### What you should do
Collect every line below that contains the word "depuis".

### Records to process
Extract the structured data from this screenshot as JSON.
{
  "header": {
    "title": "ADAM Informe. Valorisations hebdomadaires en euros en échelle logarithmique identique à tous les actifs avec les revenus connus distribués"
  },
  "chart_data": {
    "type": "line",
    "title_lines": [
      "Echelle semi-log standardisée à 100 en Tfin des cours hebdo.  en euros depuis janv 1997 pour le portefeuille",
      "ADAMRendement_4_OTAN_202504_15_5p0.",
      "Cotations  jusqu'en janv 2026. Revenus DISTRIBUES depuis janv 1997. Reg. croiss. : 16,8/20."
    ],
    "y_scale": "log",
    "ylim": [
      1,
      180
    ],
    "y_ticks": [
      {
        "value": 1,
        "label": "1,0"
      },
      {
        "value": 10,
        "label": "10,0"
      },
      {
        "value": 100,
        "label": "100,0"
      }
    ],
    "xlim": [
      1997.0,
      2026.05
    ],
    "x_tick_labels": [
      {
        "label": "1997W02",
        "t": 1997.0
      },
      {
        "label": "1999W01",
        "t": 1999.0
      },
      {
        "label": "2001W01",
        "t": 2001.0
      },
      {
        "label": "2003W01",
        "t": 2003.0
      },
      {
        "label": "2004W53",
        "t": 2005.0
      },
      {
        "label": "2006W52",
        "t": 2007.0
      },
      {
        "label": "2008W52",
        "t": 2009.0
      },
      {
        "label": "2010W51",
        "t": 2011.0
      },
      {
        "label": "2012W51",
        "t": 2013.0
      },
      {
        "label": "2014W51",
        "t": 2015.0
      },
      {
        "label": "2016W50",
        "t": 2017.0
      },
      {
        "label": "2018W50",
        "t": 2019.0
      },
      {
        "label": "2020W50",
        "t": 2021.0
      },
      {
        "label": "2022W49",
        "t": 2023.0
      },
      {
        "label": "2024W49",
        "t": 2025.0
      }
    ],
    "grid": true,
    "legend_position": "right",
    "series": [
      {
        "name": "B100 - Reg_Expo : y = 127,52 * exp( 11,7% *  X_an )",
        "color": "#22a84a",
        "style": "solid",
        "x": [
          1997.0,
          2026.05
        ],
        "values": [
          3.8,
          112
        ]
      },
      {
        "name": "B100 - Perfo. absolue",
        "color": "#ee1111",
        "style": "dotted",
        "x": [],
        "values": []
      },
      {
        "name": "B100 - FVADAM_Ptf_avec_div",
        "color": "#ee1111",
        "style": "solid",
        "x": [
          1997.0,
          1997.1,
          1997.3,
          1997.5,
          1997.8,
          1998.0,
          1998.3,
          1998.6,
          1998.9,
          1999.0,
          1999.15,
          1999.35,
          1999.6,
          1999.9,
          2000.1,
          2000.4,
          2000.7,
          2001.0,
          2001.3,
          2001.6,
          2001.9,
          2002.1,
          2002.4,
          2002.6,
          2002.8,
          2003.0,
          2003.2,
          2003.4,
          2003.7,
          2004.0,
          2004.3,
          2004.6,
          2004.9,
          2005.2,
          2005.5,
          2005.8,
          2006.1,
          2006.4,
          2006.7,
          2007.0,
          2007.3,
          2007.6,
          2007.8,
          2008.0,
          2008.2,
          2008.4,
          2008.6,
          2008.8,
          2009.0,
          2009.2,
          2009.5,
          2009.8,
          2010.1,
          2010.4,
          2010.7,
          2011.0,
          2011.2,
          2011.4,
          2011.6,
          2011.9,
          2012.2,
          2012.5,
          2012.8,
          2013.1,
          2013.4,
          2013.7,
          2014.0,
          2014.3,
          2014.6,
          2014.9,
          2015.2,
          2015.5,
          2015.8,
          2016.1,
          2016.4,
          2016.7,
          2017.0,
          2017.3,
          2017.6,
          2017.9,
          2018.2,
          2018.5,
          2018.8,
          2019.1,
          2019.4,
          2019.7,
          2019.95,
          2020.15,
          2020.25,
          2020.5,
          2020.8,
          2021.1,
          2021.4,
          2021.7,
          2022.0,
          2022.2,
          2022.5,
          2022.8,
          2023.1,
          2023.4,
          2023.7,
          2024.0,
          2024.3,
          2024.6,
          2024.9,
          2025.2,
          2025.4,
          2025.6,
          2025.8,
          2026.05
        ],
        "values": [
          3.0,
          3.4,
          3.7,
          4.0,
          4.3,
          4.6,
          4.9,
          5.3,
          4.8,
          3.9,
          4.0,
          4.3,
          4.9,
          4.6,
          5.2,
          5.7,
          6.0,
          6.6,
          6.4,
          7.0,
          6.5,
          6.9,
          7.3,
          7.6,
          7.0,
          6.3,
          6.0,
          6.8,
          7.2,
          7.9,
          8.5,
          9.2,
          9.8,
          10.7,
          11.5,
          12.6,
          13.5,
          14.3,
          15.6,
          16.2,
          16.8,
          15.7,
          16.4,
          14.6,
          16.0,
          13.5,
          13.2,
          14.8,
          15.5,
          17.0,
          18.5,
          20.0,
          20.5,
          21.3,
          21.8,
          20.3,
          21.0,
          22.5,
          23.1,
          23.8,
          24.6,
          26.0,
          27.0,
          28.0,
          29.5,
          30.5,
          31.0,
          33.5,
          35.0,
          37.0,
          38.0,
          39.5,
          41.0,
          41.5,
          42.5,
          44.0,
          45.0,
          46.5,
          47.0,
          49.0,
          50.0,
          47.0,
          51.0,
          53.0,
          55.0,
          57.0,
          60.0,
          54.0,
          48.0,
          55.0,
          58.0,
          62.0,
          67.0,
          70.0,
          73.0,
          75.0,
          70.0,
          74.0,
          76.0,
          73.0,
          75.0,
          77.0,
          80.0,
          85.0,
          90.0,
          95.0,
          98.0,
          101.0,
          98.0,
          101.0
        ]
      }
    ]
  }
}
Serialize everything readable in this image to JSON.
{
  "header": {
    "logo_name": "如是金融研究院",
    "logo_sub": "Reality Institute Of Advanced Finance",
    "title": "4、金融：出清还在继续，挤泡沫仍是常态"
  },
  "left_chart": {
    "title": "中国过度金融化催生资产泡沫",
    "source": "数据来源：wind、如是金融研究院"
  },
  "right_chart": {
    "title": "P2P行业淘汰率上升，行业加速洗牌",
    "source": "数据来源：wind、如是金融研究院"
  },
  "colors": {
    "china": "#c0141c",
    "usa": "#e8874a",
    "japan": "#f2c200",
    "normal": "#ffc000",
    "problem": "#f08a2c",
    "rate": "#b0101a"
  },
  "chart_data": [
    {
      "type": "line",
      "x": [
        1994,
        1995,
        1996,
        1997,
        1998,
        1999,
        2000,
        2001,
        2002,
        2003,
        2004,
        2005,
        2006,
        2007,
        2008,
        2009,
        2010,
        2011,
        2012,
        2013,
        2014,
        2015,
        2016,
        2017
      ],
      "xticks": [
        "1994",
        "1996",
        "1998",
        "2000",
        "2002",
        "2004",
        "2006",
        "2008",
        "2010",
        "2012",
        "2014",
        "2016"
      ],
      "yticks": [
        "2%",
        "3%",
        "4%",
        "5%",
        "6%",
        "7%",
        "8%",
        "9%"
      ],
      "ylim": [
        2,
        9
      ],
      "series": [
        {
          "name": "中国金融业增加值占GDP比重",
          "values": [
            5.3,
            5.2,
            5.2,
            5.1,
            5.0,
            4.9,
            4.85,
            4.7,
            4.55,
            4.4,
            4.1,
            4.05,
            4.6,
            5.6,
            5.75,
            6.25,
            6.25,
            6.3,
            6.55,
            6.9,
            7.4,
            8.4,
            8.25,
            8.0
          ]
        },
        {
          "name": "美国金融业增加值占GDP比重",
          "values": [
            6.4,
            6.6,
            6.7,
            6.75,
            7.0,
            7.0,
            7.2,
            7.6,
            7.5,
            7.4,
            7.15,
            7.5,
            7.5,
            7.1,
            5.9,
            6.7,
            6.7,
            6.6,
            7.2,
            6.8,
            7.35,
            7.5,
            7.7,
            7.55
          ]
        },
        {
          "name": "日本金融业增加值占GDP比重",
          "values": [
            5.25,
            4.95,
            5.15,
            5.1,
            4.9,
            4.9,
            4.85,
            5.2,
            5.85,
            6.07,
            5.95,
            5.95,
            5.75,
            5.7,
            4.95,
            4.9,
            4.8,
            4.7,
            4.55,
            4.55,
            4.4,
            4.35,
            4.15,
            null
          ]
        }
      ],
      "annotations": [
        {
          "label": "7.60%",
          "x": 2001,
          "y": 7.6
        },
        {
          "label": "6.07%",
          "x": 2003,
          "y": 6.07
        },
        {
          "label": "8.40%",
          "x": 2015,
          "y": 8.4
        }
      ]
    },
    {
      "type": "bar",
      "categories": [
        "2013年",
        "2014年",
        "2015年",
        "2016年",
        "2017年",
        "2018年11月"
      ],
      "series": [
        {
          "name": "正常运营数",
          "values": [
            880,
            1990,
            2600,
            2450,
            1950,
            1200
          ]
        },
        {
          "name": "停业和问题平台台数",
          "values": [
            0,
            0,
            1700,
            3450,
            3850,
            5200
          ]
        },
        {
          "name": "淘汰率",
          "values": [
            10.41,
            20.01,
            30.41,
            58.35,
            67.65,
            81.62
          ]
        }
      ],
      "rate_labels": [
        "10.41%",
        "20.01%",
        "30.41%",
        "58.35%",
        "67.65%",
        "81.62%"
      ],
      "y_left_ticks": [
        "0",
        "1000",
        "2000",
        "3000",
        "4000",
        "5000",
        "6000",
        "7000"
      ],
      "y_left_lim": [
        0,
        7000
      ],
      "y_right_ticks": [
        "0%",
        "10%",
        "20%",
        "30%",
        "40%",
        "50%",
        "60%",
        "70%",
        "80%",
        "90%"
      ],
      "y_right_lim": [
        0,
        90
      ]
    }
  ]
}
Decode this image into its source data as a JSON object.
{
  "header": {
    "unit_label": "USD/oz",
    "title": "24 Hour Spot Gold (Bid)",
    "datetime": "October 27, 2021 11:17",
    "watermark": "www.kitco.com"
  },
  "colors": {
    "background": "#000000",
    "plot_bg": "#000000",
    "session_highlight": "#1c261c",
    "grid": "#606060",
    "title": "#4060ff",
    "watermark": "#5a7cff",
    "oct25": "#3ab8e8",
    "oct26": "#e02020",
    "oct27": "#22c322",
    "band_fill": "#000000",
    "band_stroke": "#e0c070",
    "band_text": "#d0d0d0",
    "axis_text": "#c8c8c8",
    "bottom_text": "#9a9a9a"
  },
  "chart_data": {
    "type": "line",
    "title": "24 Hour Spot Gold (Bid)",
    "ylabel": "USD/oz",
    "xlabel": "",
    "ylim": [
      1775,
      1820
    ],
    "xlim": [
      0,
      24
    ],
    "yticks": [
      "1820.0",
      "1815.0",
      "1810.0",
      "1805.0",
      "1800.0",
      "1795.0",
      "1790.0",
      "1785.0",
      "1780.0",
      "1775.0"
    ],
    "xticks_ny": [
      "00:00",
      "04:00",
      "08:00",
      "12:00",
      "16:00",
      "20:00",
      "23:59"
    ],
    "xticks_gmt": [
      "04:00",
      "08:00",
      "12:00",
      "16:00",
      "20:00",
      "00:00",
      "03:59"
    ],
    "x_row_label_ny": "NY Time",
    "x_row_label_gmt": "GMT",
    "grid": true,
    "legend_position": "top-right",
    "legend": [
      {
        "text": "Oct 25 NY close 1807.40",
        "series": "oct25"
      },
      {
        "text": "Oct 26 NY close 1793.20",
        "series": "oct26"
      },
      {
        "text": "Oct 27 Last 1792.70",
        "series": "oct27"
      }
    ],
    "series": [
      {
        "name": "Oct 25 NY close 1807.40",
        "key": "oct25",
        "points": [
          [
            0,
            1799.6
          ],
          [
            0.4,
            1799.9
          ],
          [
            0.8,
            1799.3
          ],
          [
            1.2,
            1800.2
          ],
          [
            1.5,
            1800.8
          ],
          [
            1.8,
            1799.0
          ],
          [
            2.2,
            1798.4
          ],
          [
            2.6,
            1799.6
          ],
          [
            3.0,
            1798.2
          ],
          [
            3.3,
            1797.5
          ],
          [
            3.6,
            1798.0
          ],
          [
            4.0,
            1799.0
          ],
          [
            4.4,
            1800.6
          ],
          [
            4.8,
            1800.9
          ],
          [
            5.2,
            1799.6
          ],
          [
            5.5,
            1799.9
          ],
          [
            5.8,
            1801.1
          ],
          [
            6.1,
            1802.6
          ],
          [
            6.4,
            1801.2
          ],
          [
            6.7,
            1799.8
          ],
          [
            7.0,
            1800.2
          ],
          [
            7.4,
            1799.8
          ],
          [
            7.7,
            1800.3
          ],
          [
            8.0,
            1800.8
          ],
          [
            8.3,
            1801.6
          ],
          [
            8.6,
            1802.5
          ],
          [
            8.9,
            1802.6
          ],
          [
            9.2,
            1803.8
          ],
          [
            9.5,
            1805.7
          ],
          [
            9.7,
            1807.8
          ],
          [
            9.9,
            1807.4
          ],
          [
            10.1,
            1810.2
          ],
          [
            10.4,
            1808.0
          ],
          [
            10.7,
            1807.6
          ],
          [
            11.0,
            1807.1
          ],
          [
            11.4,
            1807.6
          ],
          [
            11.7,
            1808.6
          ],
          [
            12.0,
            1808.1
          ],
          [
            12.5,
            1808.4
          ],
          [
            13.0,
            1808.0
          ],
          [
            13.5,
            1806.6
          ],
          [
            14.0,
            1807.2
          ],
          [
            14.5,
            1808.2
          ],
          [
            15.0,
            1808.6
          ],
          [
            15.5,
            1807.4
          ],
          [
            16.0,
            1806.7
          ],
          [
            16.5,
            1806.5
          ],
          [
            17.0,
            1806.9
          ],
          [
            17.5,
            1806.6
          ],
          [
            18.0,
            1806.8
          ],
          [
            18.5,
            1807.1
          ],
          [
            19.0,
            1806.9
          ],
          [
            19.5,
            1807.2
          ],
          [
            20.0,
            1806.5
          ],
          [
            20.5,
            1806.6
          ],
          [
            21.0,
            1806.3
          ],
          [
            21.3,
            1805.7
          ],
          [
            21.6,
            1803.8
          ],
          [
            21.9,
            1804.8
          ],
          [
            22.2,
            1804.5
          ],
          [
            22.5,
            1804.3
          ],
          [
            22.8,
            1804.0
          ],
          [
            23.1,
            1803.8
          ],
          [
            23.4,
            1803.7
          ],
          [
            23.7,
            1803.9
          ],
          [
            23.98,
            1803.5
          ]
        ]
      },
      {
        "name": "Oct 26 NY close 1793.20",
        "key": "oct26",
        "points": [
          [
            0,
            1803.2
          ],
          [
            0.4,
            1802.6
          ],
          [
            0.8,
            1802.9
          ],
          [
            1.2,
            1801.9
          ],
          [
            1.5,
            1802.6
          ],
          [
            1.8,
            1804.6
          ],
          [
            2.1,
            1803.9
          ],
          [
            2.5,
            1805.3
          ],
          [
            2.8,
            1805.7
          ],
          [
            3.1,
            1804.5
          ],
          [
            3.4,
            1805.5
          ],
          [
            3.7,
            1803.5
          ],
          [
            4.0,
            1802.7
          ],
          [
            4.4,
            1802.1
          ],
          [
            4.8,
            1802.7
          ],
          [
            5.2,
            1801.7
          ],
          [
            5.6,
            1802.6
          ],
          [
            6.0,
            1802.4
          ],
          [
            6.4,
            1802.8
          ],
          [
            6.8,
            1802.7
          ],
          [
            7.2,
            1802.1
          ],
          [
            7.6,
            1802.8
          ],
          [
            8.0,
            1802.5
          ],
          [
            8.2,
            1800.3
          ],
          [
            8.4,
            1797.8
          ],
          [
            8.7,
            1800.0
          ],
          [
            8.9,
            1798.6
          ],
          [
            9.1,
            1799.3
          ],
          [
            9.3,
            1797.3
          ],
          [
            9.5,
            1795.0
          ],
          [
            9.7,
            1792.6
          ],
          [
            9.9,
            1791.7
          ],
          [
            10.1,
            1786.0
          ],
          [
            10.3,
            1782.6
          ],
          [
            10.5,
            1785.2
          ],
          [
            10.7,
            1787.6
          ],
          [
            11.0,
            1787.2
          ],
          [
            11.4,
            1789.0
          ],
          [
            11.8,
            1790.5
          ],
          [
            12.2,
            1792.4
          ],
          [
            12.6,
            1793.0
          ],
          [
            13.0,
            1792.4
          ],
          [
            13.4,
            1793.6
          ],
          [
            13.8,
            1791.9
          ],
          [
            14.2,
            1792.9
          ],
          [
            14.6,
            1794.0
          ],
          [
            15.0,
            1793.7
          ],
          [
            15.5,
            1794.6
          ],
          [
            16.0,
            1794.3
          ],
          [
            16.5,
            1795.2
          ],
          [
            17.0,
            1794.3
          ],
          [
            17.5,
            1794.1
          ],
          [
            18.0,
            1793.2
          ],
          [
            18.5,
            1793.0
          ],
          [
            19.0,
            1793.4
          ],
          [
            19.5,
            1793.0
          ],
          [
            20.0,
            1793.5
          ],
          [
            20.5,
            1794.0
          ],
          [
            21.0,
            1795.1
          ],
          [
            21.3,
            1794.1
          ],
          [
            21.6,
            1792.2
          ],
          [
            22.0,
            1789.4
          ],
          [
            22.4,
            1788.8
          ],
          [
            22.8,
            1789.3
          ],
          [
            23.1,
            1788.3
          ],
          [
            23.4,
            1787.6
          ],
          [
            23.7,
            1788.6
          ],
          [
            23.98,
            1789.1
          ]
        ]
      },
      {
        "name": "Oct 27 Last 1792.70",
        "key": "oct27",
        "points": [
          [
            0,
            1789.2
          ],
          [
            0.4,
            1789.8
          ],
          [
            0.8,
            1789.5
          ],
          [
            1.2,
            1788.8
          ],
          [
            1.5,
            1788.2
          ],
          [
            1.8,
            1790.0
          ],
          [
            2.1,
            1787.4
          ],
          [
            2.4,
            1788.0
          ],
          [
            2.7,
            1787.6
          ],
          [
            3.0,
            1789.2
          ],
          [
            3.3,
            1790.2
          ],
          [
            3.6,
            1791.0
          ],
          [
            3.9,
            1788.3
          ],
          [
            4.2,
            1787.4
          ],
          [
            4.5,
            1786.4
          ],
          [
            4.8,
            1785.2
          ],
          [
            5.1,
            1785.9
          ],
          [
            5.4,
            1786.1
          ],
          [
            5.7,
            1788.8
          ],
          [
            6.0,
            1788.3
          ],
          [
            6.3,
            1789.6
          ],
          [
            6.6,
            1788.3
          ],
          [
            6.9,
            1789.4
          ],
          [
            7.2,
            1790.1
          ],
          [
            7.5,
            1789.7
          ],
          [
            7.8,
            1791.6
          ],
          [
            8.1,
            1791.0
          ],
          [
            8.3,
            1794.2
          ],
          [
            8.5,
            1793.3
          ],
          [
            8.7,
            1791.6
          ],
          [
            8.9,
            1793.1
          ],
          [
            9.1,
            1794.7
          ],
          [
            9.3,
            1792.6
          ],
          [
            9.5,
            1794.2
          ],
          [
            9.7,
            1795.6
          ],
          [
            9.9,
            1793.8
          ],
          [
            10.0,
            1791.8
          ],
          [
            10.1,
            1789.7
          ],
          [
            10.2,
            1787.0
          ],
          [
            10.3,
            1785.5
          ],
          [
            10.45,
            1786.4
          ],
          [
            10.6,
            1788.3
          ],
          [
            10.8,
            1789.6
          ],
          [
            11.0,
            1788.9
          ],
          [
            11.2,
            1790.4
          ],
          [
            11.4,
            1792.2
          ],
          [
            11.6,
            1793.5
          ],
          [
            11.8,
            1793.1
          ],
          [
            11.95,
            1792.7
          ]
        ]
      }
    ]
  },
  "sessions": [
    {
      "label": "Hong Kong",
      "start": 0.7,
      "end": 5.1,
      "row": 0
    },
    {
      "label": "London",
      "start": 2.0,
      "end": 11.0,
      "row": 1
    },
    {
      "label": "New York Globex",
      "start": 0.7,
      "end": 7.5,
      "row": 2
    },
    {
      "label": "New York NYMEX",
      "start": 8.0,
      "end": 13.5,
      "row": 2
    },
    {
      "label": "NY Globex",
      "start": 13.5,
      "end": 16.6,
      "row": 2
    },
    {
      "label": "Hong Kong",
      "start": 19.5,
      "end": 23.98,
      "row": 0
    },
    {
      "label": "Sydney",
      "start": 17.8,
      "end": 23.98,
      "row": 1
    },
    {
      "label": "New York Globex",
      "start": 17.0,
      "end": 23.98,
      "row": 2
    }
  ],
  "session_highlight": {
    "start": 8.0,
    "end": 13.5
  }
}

### Full answer
      "Echelle semi-log standardisée à 100 en Tfin des cours hebdo.  en euros depuis janv 1997 pour le portefeuille",
      "Cotations  jusqu'en janv 2026. Revenus DISTRIBUES depuis janv 1997. Reg. croiss. : 16,8/20."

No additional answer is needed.